● **The problem**: Type out the complete listing below word for word, without its pictures.

● **Data lines**:
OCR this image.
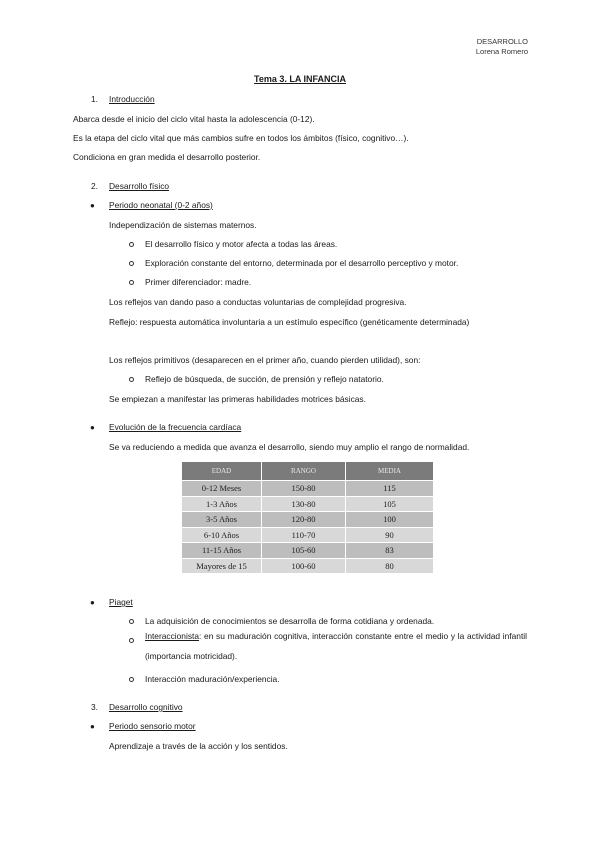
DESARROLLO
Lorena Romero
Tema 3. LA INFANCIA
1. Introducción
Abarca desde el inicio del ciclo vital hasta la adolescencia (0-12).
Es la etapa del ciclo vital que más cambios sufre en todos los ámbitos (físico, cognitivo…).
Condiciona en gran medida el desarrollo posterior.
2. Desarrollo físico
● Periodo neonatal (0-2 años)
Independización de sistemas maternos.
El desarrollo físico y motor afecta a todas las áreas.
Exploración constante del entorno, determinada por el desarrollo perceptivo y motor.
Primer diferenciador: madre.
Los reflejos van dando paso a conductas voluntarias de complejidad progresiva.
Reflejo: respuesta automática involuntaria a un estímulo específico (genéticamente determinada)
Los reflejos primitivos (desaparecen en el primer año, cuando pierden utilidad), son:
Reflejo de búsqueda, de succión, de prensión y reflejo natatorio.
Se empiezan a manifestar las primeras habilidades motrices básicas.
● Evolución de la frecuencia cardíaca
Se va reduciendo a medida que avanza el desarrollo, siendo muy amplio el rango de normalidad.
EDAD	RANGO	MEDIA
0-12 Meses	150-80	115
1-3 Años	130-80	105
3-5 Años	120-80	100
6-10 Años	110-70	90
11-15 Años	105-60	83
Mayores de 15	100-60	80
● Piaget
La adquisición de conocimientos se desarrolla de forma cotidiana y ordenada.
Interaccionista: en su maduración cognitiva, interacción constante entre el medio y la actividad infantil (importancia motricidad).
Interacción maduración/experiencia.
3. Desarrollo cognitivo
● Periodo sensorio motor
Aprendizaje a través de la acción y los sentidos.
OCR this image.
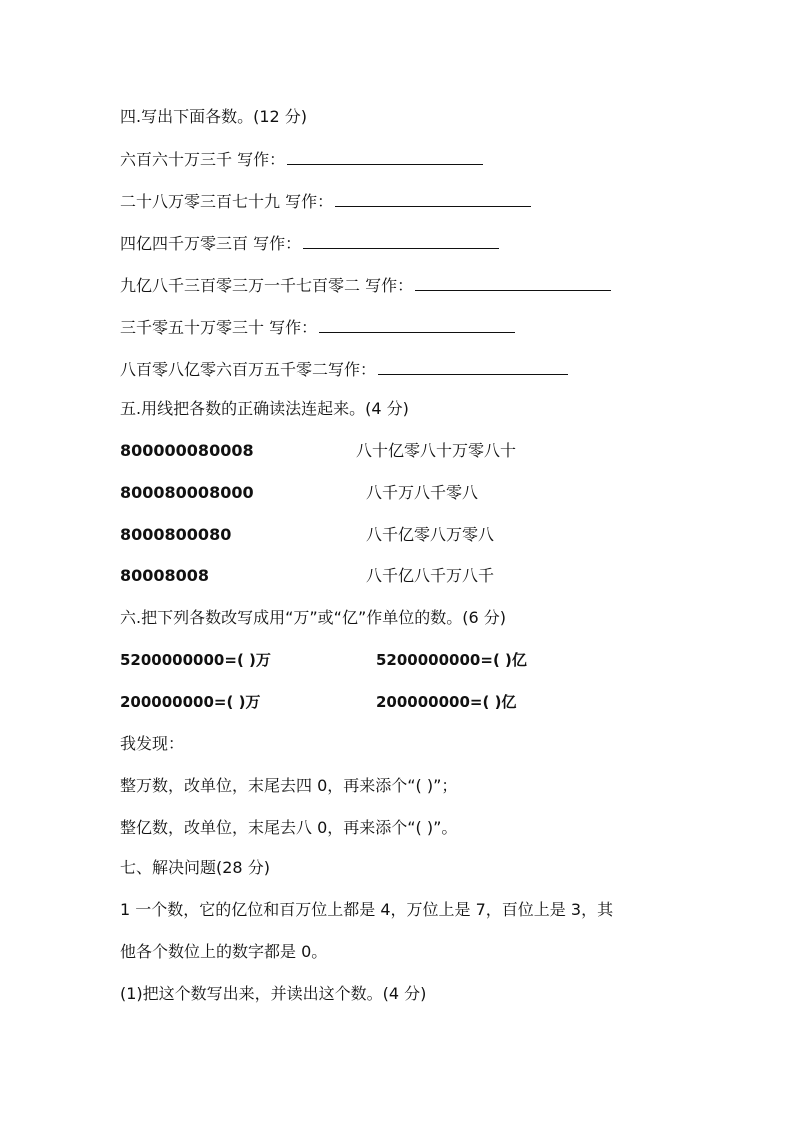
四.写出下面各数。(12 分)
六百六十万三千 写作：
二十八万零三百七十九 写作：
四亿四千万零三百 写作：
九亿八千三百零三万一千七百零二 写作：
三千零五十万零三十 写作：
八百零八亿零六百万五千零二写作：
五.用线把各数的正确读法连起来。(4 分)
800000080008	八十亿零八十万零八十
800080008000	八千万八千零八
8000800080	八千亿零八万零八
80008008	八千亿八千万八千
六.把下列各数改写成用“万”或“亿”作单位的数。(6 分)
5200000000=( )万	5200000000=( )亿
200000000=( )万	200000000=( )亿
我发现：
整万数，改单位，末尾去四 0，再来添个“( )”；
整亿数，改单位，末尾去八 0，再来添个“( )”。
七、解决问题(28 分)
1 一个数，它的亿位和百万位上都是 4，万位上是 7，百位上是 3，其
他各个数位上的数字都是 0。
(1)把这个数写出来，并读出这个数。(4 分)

● **Correct response**:
OCR this image.
DESARROLLO
Lorena Romero
Tema 3. LA INFANCIA
1. Introducción
Abarca desde el inicio del ciclo vital hasta la adolescencia (0-12).
Es la etapa del ciclo vital que más cambios sufre en todos los ámbitos (físico, cognitivo…).
Condiciona en gran medida el desarrollo posterior.
2. Desarrollo físico
● Periodo neonatal (0-2 años)
Independización de sistemas maternos.
El desarrollo físico y motor afecta a todas las áreas.
Exploración constante del entorno, determinada por el desarrollo perceptivo y motor.
Primer diferenciador: madre.
Los reflejos van dando paso a conductas voluntarias de complejidad progresiva.
Reflejo: respuesta automática involuntaria a un estímulo específico (genéticamente determinada)
Los reflejos primitivos (desaparecen en el primer año, cuando pierden utilidad), son:
Reflejo de búsqueda, de succión, de prensión y reflejo natatorio.
Se empiezan a manifestar las primeras habilidades motrices básicas.
● Evolución de la frecuencia cardíaca
Se va reduciendo a medida que avanza el desarrollo, siendo muy amplio el rango de normalidad.
EDAD	RANGO	MEDIA
0-12 Meses	150-80	115
1-3 Años	130-80	105
3-5 Años	120-80	100
6-10 Años	110-70	90
11-15 Años	105-60	83
Mayores de 15	100-60	80
● Piaget
La adquisición de conocimientos se desarrolla de forma cotidiana y ordenada.
Interaccionista: en su maduración cognitiva, interacción constante entre el medio y la actividad infantil (importancia motricidad).
Interacción maduración/experiencia.
3. Desarrollo cognitivo
● Periodo sensorio motor
Aprendizaje a través de la acción y los sentidos.
OCR this image.
四.写出下面各数。(12 分)
六百六十万三千 写作：
二十八万零三百七十九 写作：
四亿四千万零三百 写作：
九亿八千三百零三万一千七百零二 写作：
三千零五十万零三十 写作：
八百零八亿零六百万五千零二写作：
五.用线把各数的正确读法连起来。(4 分)
800000080008	八十亿零八十万零八十
800080008000	八千万八千零八
8000800080	八千亿零八万零八
80008008	八千亿八千万八千
六.把下列各数改写成用“万”或“亿”作单位的数。(6 分)
5200000000=( )万	5200000000=( )亿
200000000=( )万	200000000=( )亿
我发现：
整万数，改单位，末尾去四 0，再来添个“( )”；
整亿数，改单位，末尾去八 0，再来添个“( )”。
七、解决问题(28 分)
1 一个数，它的亿位和百万位上都是 4，万位上是 7，百位上是 3，其
他各个数位上的数字都是 0。
(1)把这个数写出来，并读出这个数。(4 分)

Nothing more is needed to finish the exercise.